═══ Information provided
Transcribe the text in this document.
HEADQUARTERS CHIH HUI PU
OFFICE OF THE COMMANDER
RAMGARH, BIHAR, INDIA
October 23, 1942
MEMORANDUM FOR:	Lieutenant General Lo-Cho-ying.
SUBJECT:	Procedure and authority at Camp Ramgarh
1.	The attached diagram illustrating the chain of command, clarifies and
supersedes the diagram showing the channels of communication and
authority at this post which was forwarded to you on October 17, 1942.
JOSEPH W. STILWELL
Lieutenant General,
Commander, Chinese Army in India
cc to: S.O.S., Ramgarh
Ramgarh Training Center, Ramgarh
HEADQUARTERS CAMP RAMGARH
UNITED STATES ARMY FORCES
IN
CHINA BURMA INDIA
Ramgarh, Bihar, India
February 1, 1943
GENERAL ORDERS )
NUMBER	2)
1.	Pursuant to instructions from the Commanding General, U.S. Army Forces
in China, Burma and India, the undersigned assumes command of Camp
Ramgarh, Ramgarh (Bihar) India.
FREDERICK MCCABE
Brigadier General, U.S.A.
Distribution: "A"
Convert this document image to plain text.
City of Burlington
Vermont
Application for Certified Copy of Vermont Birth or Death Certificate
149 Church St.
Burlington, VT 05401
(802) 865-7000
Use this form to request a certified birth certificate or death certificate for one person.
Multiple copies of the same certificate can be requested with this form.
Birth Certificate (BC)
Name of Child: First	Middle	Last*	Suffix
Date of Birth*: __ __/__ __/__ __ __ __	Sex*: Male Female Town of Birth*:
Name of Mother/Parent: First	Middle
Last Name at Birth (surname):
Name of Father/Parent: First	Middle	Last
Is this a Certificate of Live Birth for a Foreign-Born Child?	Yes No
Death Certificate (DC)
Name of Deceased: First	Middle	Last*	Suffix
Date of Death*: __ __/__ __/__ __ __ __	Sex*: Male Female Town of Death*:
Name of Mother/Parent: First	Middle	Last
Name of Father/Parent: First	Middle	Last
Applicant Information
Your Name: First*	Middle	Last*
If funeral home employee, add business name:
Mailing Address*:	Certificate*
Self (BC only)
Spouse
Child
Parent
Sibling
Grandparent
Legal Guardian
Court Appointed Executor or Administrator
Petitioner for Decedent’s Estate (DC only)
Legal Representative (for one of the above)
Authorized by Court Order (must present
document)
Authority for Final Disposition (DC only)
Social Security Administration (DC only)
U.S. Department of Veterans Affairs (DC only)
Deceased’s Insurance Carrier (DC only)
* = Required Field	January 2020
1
══════
▶ **Given exercise**
Identify all lines in the records above with the word "Mother".

▶ **Answer to the task**
Name of Mother/Parent: First	Middle
Name of Mother/Parent: First	Middle	Last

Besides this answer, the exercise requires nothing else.